* Article
-- begin --

Advisory Board Member and former Secretary of Defense, William Cohen, discusses his recommendations for U.S. Policy in Iran. His recommendations include greater cooperation with the United Nations, collaboration with regional partners, and intelligence sharing in addition to many other points of leverage and influence the United States could use. The article originally appeared here on CNN.

 

Washington (CNN) — Longtime observers of the Middle East are baffled by allegations that high-ranking officials in the Iranian government approved a plan to assassinate Saudi Arabia Ambassador, Adel al-Jubeir, and blow up the Saudi and Israeli embassies in Washington. Commentators have described the plan as “brazen,” but “bizarre” and ‘bone-headed” might be more appropriate adjectives.

-- end --

* Your tasks
• 1. In the article on U.S. policy toward Iran, which embassies in Washington did the alleged plan aim to blow up?
• 2. Carry on the article about U.S. policy toward Iran, starting after its last sentence.

* Material supplied

-- begin --

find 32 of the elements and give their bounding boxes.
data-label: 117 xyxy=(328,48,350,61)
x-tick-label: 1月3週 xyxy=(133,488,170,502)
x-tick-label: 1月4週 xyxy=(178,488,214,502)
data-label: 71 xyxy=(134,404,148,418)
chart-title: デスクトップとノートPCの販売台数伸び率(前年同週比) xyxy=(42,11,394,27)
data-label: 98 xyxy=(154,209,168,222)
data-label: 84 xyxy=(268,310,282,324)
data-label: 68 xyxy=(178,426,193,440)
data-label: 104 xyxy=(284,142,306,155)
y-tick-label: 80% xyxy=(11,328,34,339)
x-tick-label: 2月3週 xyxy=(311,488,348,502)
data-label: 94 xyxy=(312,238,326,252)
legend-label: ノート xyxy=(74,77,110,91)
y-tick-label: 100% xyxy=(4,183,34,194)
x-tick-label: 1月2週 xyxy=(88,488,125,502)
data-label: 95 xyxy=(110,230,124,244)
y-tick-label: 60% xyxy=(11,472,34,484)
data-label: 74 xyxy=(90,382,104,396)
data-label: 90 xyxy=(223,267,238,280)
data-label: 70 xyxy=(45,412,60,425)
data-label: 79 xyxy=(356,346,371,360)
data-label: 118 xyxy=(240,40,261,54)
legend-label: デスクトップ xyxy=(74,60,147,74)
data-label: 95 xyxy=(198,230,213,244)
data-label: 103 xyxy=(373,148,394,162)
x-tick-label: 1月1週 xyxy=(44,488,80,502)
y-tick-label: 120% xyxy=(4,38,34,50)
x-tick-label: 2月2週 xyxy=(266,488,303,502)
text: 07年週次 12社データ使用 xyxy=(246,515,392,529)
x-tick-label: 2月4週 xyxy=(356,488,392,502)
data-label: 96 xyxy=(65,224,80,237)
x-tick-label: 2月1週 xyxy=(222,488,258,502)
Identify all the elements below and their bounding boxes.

-- end --
-- begin --

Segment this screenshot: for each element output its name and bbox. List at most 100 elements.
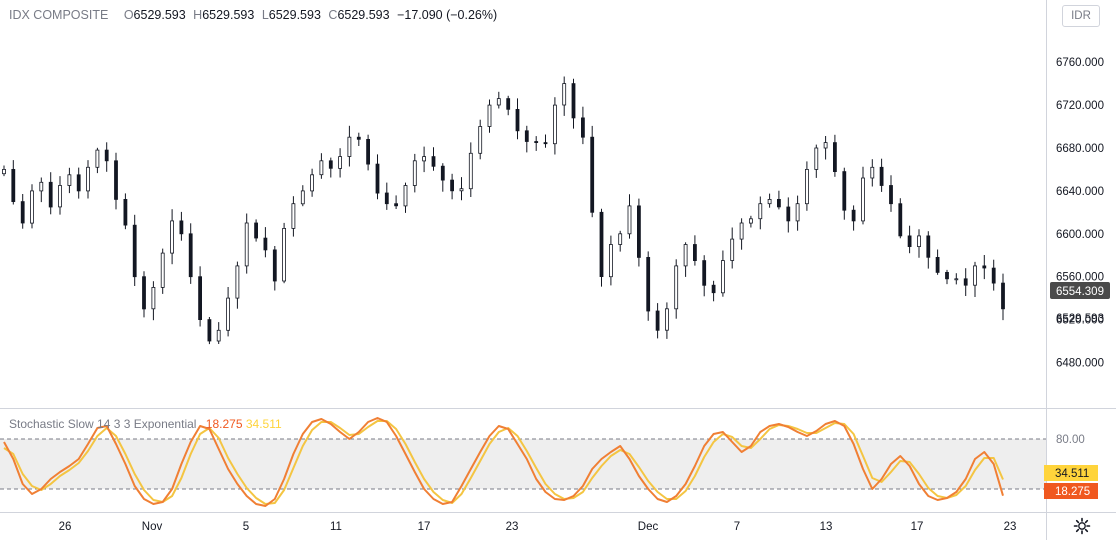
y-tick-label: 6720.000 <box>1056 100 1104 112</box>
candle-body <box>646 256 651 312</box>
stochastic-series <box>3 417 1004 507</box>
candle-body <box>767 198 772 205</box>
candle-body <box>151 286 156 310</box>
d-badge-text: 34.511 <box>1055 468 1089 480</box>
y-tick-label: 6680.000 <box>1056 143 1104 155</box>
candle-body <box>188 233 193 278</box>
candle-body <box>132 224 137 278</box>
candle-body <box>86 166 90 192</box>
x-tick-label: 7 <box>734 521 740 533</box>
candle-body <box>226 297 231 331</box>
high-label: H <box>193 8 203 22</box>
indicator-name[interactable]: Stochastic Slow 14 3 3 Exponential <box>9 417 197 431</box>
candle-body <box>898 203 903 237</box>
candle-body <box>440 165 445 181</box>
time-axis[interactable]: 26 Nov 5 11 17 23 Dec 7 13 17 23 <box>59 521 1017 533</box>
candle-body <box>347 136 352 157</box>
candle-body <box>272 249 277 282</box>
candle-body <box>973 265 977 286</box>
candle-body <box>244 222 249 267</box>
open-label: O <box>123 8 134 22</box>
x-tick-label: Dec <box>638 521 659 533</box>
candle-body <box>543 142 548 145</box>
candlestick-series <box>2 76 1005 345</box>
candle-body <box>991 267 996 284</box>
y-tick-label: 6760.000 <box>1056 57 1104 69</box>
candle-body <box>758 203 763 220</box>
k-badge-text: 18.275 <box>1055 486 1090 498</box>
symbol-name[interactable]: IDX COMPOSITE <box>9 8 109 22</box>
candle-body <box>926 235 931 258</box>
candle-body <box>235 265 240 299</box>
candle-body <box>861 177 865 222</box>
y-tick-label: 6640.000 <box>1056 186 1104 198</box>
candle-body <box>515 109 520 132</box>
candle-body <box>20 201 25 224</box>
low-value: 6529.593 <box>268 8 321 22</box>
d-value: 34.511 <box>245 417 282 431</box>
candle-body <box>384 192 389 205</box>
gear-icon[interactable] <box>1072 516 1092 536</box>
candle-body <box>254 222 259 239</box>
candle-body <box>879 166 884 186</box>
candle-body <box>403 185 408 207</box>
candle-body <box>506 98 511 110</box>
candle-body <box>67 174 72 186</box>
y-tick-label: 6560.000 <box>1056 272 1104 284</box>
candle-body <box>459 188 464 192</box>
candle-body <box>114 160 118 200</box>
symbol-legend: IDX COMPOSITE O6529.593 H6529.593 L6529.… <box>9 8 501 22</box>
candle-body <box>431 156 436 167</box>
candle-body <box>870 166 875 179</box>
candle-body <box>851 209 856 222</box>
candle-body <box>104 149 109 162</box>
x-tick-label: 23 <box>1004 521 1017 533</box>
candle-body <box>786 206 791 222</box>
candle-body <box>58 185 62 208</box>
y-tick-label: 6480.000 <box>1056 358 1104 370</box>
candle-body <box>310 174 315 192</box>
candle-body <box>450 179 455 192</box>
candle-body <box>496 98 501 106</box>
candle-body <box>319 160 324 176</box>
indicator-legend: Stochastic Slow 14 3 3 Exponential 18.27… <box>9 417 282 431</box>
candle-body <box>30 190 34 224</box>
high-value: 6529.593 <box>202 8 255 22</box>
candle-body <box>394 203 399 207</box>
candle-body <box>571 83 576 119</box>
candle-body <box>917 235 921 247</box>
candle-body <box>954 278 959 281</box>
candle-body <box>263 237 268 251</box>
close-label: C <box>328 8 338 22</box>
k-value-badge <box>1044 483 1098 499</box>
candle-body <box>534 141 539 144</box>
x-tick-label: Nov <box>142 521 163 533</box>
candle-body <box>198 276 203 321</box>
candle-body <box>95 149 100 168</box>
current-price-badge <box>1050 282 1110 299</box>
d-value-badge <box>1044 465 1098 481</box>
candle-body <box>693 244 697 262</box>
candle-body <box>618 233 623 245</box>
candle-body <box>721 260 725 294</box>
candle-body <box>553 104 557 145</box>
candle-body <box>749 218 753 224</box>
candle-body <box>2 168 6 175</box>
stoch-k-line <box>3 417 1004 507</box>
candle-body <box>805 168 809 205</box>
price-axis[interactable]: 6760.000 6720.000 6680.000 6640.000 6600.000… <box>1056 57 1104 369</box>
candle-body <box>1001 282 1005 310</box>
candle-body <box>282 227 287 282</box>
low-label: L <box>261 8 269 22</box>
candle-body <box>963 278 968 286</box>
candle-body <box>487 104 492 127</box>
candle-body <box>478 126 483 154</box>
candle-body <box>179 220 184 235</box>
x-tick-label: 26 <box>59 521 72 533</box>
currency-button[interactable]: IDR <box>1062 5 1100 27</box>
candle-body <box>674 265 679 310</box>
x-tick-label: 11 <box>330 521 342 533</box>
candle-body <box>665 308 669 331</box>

-- end --
-- begin --

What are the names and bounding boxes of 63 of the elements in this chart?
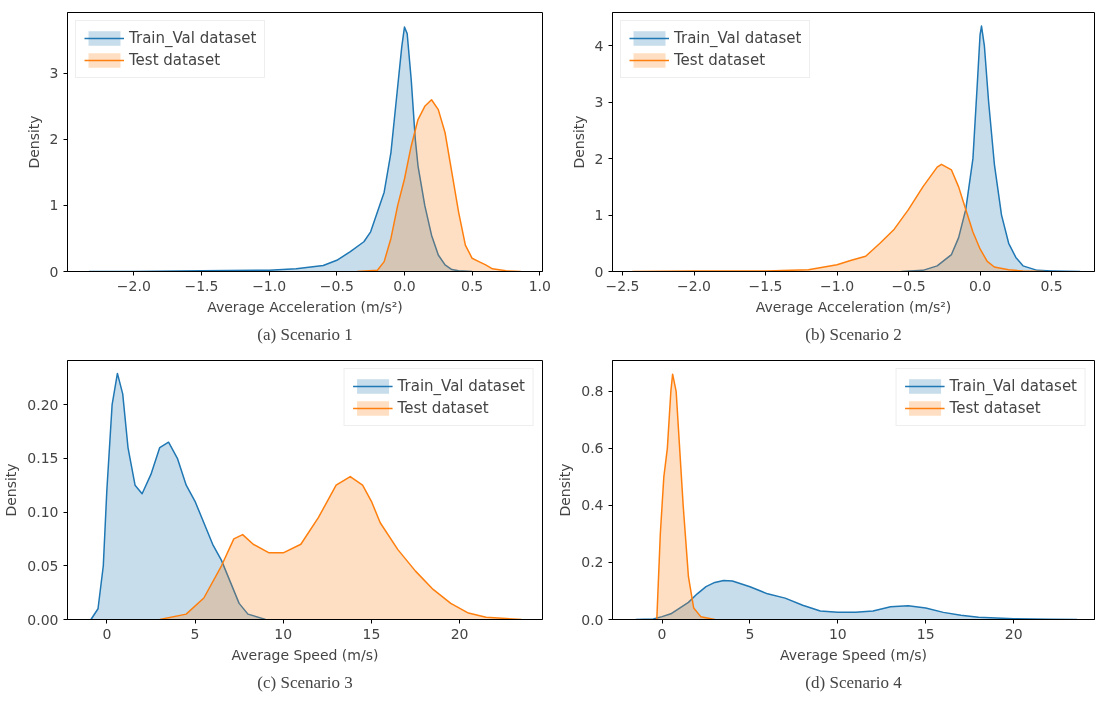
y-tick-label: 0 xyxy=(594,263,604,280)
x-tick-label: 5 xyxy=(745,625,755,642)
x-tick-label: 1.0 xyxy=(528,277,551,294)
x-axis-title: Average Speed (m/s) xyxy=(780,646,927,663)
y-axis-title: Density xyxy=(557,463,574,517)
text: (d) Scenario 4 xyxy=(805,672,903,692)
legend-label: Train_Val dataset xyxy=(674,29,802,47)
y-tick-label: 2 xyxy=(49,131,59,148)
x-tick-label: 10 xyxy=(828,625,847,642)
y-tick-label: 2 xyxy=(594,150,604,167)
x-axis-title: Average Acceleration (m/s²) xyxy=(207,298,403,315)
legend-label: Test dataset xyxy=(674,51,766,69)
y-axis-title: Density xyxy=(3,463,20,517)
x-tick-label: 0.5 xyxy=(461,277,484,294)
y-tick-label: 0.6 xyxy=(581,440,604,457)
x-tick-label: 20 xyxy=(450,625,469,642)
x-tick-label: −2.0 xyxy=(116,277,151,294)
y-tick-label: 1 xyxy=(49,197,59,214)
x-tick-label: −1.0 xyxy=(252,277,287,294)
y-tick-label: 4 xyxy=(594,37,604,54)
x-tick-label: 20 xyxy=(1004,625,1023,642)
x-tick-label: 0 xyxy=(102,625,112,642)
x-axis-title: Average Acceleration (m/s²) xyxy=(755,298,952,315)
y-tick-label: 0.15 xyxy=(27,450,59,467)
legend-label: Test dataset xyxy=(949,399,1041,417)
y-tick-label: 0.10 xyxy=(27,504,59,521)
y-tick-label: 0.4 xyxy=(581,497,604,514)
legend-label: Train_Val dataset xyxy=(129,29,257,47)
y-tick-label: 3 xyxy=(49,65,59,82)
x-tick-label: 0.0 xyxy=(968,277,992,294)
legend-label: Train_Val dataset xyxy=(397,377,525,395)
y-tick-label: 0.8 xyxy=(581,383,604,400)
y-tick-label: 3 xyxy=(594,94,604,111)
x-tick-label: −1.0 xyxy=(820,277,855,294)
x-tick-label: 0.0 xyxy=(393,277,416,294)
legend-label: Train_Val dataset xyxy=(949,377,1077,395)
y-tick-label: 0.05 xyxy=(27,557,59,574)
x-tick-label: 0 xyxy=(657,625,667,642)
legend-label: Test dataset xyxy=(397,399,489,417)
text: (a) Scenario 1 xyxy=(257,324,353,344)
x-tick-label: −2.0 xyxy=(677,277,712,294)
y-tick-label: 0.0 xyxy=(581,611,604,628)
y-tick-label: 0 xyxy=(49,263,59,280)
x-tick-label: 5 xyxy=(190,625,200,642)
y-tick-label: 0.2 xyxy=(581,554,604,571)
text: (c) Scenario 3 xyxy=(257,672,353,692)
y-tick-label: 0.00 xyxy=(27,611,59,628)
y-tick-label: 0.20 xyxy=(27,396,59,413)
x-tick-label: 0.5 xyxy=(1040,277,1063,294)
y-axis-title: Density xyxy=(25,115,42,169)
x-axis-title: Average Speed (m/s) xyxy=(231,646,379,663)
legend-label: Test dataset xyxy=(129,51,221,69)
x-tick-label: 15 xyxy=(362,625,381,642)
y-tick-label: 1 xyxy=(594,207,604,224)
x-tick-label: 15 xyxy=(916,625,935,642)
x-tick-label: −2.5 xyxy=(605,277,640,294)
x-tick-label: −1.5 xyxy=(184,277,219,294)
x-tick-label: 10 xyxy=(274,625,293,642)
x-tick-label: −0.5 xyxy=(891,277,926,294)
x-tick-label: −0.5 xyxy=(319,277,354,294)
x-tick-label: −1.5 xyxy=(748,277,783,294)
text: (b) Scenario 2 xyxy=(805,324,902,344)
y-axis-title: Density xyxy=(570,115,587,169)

-- end --

* Outputs for the tasks
• 1. The Saudi and Israeli embassies.

• 2.
It’s difficult to comprehend either the motives or the means selected to carry out the plan outlined by the Justice Department in its criminal indictment of Manssor Arbabsiar and Gholam Shakuri. Tensions between Iran and Saudi Arabia are not new, but Iran has been both cautious and clever enough to restrain its ambitions for regional dominance.

If the allegations of the assassination and bombing plot are true, and the covert operation had proved successful, Iran’s leaders would have invited retaliation on a scale far more vigorous than any they might have contemplated. Indeed, I think it’s fair to say that the Iranian landscape would likely have been substantially altered.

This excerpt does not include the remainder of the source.